[Records for processing]

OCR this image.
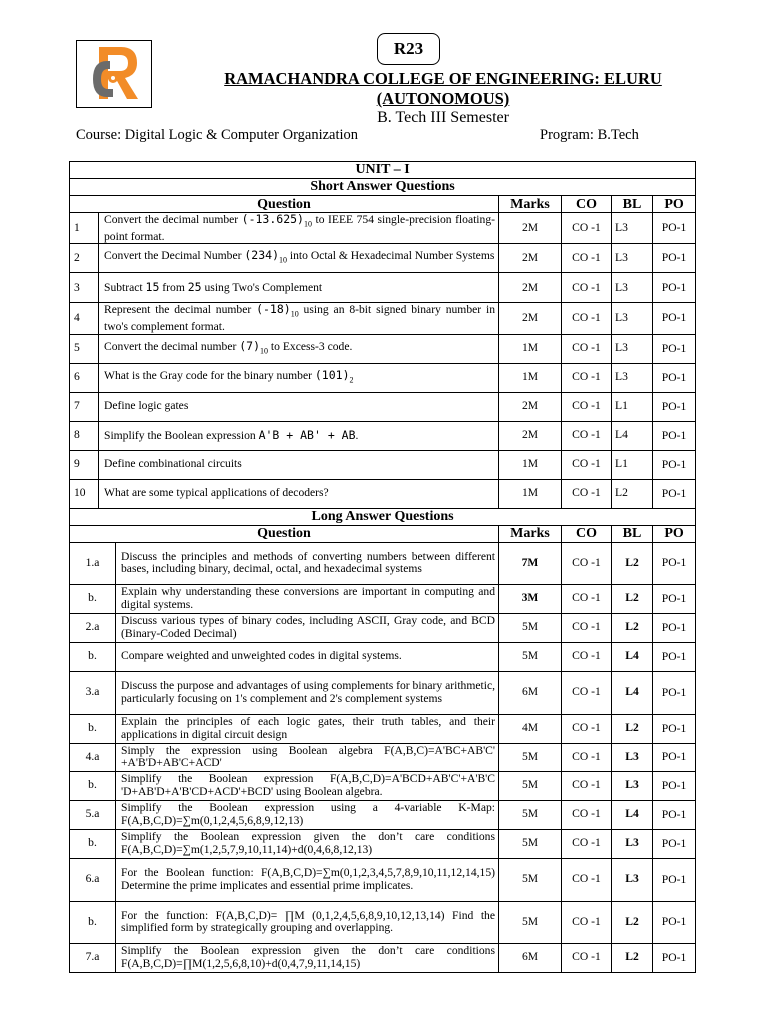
R23
RAMACHANDRA COLLEGE OF ENGINEERING: ELURU
(AUTONOMOUS)
B. Tech III Semester
Course: Digital Logic & Computer Organization	Program: B.Tech
UNIT – I						
Short Answer Questions						
Question			Marks	CO	BL	PO
1	Convert the decimal number $(-13.625)_{10}$ to IEEE 754 single-precision floating-point format.		2M	CO -1	L3	PO-1
2	Convert the Decimal Number $(234)_{10}$ into Octal & Hexadecimal Number Systems		2M	CO -1	L3	PO-1
3	Subtract 15 from 25 using Two's Complement		2M	CO -1	L3	PO-1
4	Represent the decimal number $(-18)_{10}$ using an 8-bit signed binary number in two's complement format.		2M	CO -1	L3	PO-1
5	Convert the decimal number $(7)_{10}$ to Excess-3 code.		1M	CO -1	L3	PO-1
6	What is the Gray code for the binary number $(101)_2$		1M	CO -1	L3	PO-1
7	Define logic gates		2M	CO -1	L1	PO-1
8	Simplify the Boolean expression A'B + AB' + AB.		2M	CO -1	L4	PO-1
9	Define combinational circuits		1M	CO -1	L1	PO-1
10	What are some typical applications of decoders?		1M	CO -1	L2	PO-1
Long Answer Questions						
Question			Marks	CO	BL	PO
1.a		Discuss the principles and methods of converting numbers between different bases, including binary, decimal, octal, and hexadecimal systems	7M	CO -1	L2	PO-1
b.		Explain why understanding these conversions are important in computing and digital systems.	3M	CO -1	L2	PO-1
2.a		Discuss various types of binary codes, including ASCII, Gray code, and BCD (Binary-Coded Decimal)	5M	CO -1	L2	PO-1
b.		Compare weighted and unweighted codes in digital systems.	5M	CO -1	L4	PO-1
3.a		Discuss the purpose and advantages of using complements for binary arithmetic, particularly focusing on 1's complement and 2's complement systems	6M	CO -1	L4	PO-1
b.		Explain the principles of each logic gates, their truth tables, and their applications in digital circuit design	4M	CO -1	L2	PO-1
4.a		Simply the expression using Boolean algebra F(A,B,C)=A'BC+AB'C' +A'B'D+AB'C+ACD'	5M	CO -1	L3	PO-1
b.		Simplify the Boolean expression F(A,B,C,D)=A'BCD+AB'C'+A'B'C 'D+AB'D+A'B'CD+ACD'+BCD' using Boolean algebra.	5M	CO -1	L3	PO-1
5.a		Simplify the Boolean expression using a 4-variable K-Map: F(A,B,C,D)=∑m(0,1,2,4,5,6,8,9,12,13)	5M	CO -1	L4	PO-1
b.		Simplify the Boolean expression given the don’t care conditions F(A,B,C,D)=∑m(1,2,5,7,9,10,11,14)+d(0,4,6,8,12,13)	5M	CO -1	L3	PO-1
6.a		For the Boolean function: F(A,B,C,D)=∑m(0,1,2,3,4,5,7,8,9,10,11,12,14,15) Determine the prime implicates and essential prime implicates.	5M	CO -1	L3	PO-1
b.		For the function: F(A,B,C,D)= ∏M (0,1,2,4,5,6,8,9,10,12,13,14) Find the simplified form by strategically grouping and overlapping.	5M	CO -1	L2	PO-1
7.a		Simplify the Boolean expression given the don’t care conditions F(A,B,C,D)=∏M(1,2,5,6,8,10)+d(0,4,7,9,11,14,15)	6M	CO -1	L2	PO-1
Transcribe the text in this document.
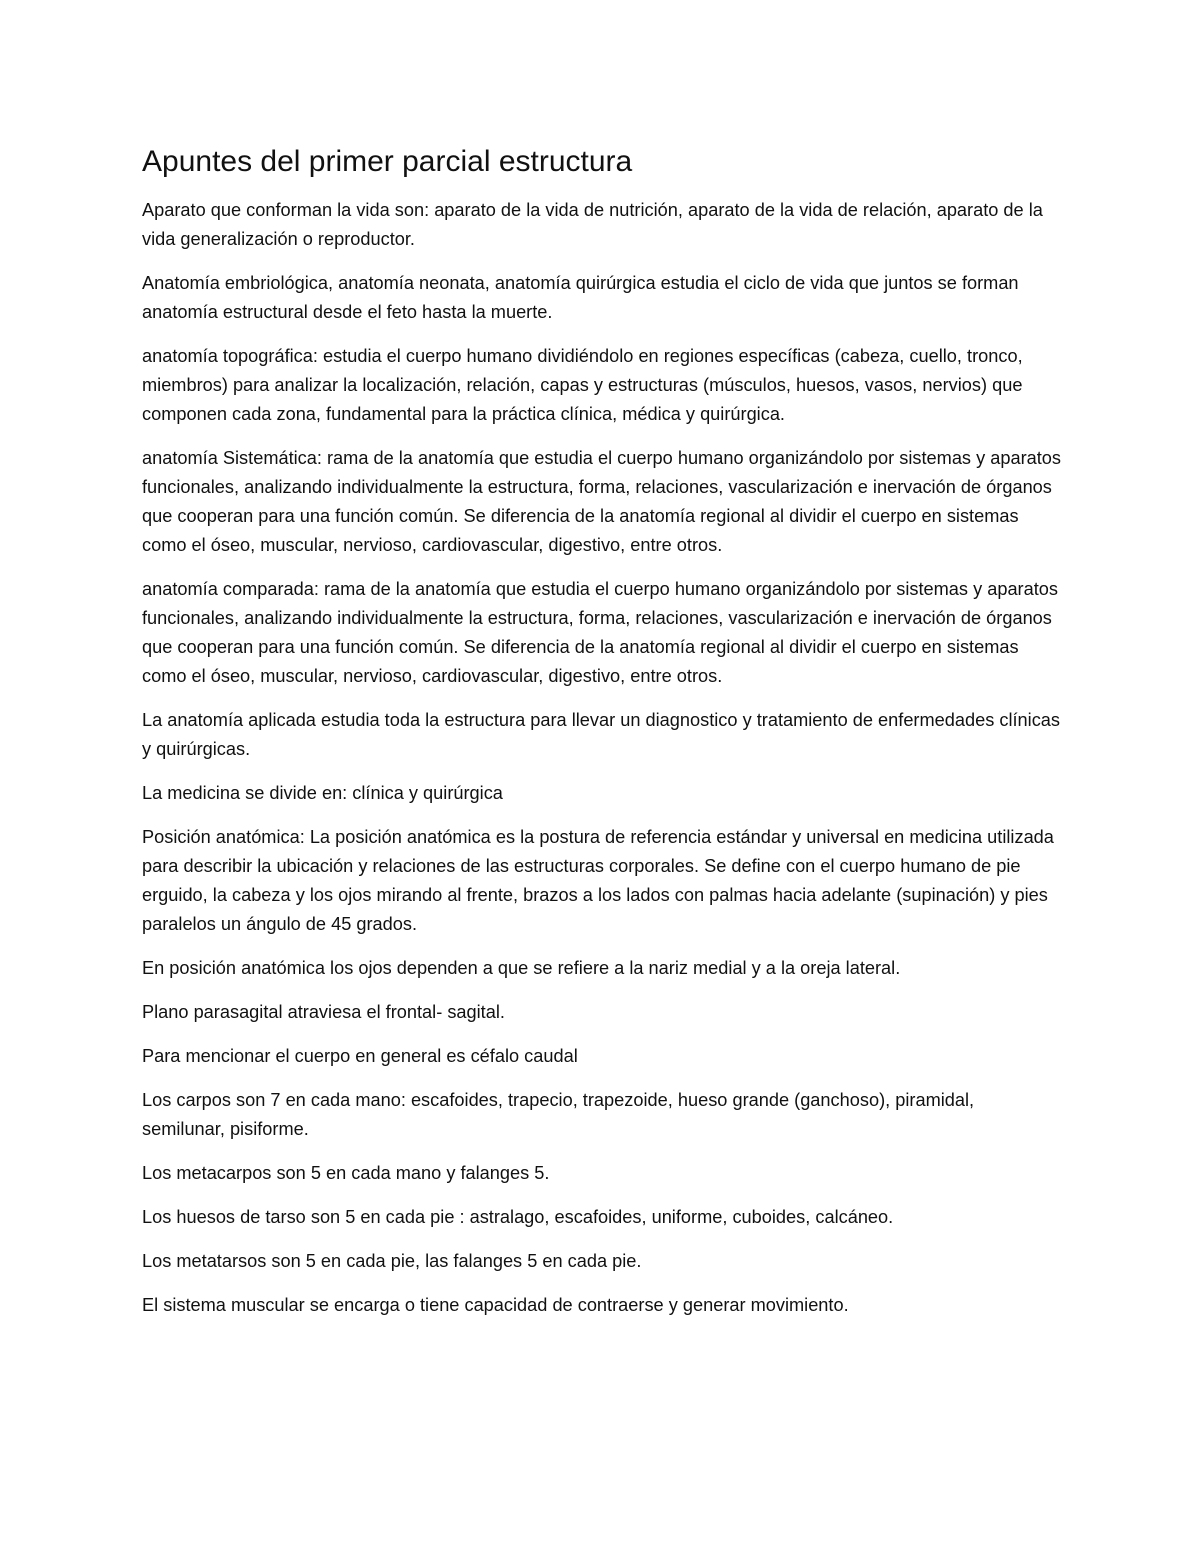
Apuntes del primer parcial estructura

Aparato que conforman la vida son: aparato de la vida de nutrición, aparato de la vida de relación, aparato de la vida generalización o reproductor.

Anatomía embriológica, anatomía neonata, anatomía quirúrgica estudia el ciclo de vida que juntos se forman anatomía estructural desde el feto hasta la muerte.

anatomía topográfica: estudia el cuerpo humano dividiéndolo en regiones específicas (cabeza, cuello, tronco, miembros) para analizar la localización, relación, capas y estructuras (músculos, huesos, vasos, nervios) que componen cada zona, fundamental para la práctica clínica, médica y quirúrgica.

anatomía Sistemática: rama de la anatomía que estudia el cuerpo humano organizándolo por sistemas y aparatos funcionales, analizando individualmente la estructura, forma, relaciones, vascularización e inervación de órganos que cooperan para una función común. Se diferencia de la anatomía regional al dividir el cuerpo en sistemas como el óseo, muscular, nervioso, cardiovascular, digestivo, entre otros.

anatomía comparada: rama de la anatomía que estudia el cuerpo humano organizándolo por sistemas y aparatos funcionales, analizando individualmente la estructura, forma, relaciones, vascularización e inervación de órganos que cooperan para una función común. Se diferencia de la anatomía regional al dividir el cuerpo en sistemas como el óseo, muscular, nervioso, cardiovascular, digestivo, entre otros.

La anatomía aplicada estudia toda la estructura para llevar un diagnostico y tratamiento de enfermedades clínicas y quirúrgicas.

La medicina se divide en: clínica y quirúrgica

Posición anatómica: La posición anatómica es la postura de referencia estándar y universal en medicina utilizada para describir la ubicación y relaciones de las estructuras corporales. Se define con el cuerpo humano de pie erguido, la cabeza y los ojos mirando al frente, brazos a los lados con palmas hacia adelante (supinación) y pies paralelos un ángulo de 45 grados.

En posición anatómica los ojos dependen a que se refiere a la nariz medial y a la oreja lateral.

Plano parasagital atraviesa el frontal- sagital.

Para mencionar el cuerpo en general es céfalo caudal

Los carpos son 7 en cada mano: escafoides, trapecio, trapezoide, hueso grande (ganchoso), piramidal, semilunar, pisiforme.

Los metacarpos son 5 en cada mano y falanges 5.

Los huesos de tarso son 5 en cada pie : astralago, escafoides, uniforme, cuboides, calcáneo.

Los metatarsos son 5 en cada pie, las falanges 5 en cada pie.

El sistema muscular se encarga o tiene capacidad de contraerse y generar movimiento.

[Goal] Print all of the entries word for word. Skip any images they contain.

[Response to this task]
OCR this image.
R23
RAMACHANDRA COLLEGE OF ENGINEERING: ELURU
(AUTONOMOUS)
B. Tech III Semester
Course: Digital Logic & Computer Organization	Program: B.Tech
UNIT – I						
Short Answer Questions						
Question			Marks	CO	BL	PO
1	Convert the decimal number $(-13.625)_{10}$ to IEEE 754 single-precision floating-point format.		2M	CO -1	L3	PO-1
2	Convert the Decimal Number $(234)_{10}$ into Octal & Hexadecimal Number Systems		2M	CO -1	L3	PO-1
3	Subtract 15 from 25 using Two's Complement		2M	CO -1	L3	PO-1
4	Represent the decimal number $(-18)_{10}$ using an 8-bit signed binary number in two's complement format.		2M	CO -1	L3	PO-1
5	Convert the decimal number $(7)_{10}$ to Excess-3 code.		1M	CO -1	L3	PO-1
6	What is the Gray code for the binary number $(101)_2$		1M	CO -1	L3	PO-1
7	Define logic gates		2M	CO -1	L1	PO-1
8	Simplify the Boolean expression A'B + AB' + AB.		2M	CO -1	L4	PO-1
9	Define combinational circuits		1M	CO -1	L1	PO-1
10	What are some typical applications of decoders?		1M	CO -1	L2	PO-1
Long Answer Questions						
Question			Marks	CO	BL	PO
1.a		Discuss the principles and methods of converting numbers between different bases, including binary, decimal, octal, and hexadecimal systems	7M	CO -1	L2	PO-1
b.		Explain why understanding these conversions are important in computing and digital systems.	3M	CO -1	L2	PO-1
2.a		Discuss various types of binary codes, including ASCII, Gray code, and BCD (Binary-Coded Decimal)	5M	CO -1	L2	PO-1
b.		Compare weighted and unweighted codes in digital systems.	5M	CO -1	L4	PO-1
3.a		Discuss the purpose and advantages of using complements for binary arithmetic, particularly focusing on 1's complement and 2's complement systems	6M	CO -1	L4	PO-1
b.		Explain the principles of each logic gates, their truth tables, and their applications in digital circuit design	4M	CO -1	L2	PO-1
4.a		Simply the expression using Boolean algebra F(A,B,C)=A'BC+AB'C' +A'B'D+AB'C+ACD'	5M	CO -1	L3	PO-1
b.		Simplify the Boolean expression F(A,B,C,D)=A'BCD+AB'C'+A'B'C 'D+AB'D+A'B'CD+ACD'+BCD' using Boolean algebra.	5M	CO -1	L3	PO-1
5.a		Simplify the Boolean expression using a 4-variable K-Map: F(A,B,C,D)=∑m(0,1,2,4,5,6,8,9,12,13)	5M	CO -1	L4	PO-1
b.		Simplify the Boolean expression given the don’t care conditions F(A,B,C,D)=∑m(1,2,5,7,9,10,11,14)+d(0,4,6,8,12,13)	5M	CO -1	L3	PO-1
6.a		For the Boolean function: F(A,B,C,D)=∑m(0,1,2,3,4,5,7,8,9,10,11,12,14,15) Determine the prime implicates and essential prime implicates.	5M	CO -1	L3	PO-1
b.		For the function: F(A,B,C,D)= ∏M (0,1,2,4,5,6,8,9,10,12,13,14) Find the simplified form by strategically grouping and overlapping.	5M	CO -1	L2	PO-1
7.a		Simplify the Boolean expression given the don’t care conditions F(A,B,C,D)=∏M(1,2,5,6,8,10)+d(0,4,7,9,11,14,15)	6M	CO -1	L2	PO-1
Transcribe the text in this document.
Apuntes del primer parcial estructura

Aparato que conforman la vida son: aparato de la vida de nutrición, aparato de la vida de relación, aparato de la vida generalización o reproductor.

Anatomía embriológica, anatomía neonata, anatomía quirúrgica estudia el ciclo de vida que juntos se forman anatomía estructural desde el feto hasta la muerte.

anatomía topográfica: estudia el cuerpo humano dividiéndolo en regiones específicas (cabeza, cuello, tronco, miembros) para analizar la localización, relación, capas y estructuras (músculos, huesos, vasos, nervios) que componen cada zona, fundamental para la práctica clínica, médica y quirúrgica.

anatomía Sistemática: rama de la anatomía que estudia el cuerpo humano organizándolo por sistemas y aparatos funcionales, analizando individualmente la estructura, forma, relaciones, vascularización e inervación de órganos que cooperan para una función común. Se diferencia de la anatomía regional al dividir el cuerpo en sistemas como el óseo, muscular, nervioso, cardiovascular, digestivo, entre otros.

anatomía comparada: rama de la anatomía que estudia el cuerpo humano organizándolo por sistemas y aparatos funcionales, analizando individualmente la estructura, forma, relaciones, vascularización e inervación de órganos que cooperan para una función común. Se diferencia de la anatomía regional al dividir el cuerpo en sistemas como el óseo, muscular, nervioso, cardiovascular, digestivo, entre otros.

La anatomía aplicada estudia toda la estructura para llevar un diagnostico y tratamiento de enfermedades clínicas y quirúrgicas.

La medicina se divide en: clínica y quirúrgica

Posición anatómica: La posición anatómica es la postura de referencia estándar y universal en medicina utilizada para describir la ubicación y relaciones de las estructuras corporales. Se define con el cuerpo humano de pie erguido, la cabeza y los ojos mirando al frente, brazos a los lados con palmas hacia adelante (supinación) y pies paralelos un ángulo de 45 grados.

En posición anatómica los ojos dependen a que se refiere a la nariz medial y a la oreja lateral.

Plano parasagital atraviesa el frontal- sagital.

Para mencionar el cuerpo en general es céfalo caudal

Los carpos son 7 en cada mano: escafoides, trapecio, trapezoide, hueso grande (ganchoso), piramidal, semilunar, pisiforme.

Los metacarpos son 5 en cada mano y falanges 5.

Los huesos de tarso son 5 en cada pie : astralago, escafoides, uniforme, cuboides, calcáneo.

Los metatarsos son 5 en cada pie, las falanges 5 en cada pie.

El sistema muscular se encarga o tiene capacidad de contraerse y generar movimiento.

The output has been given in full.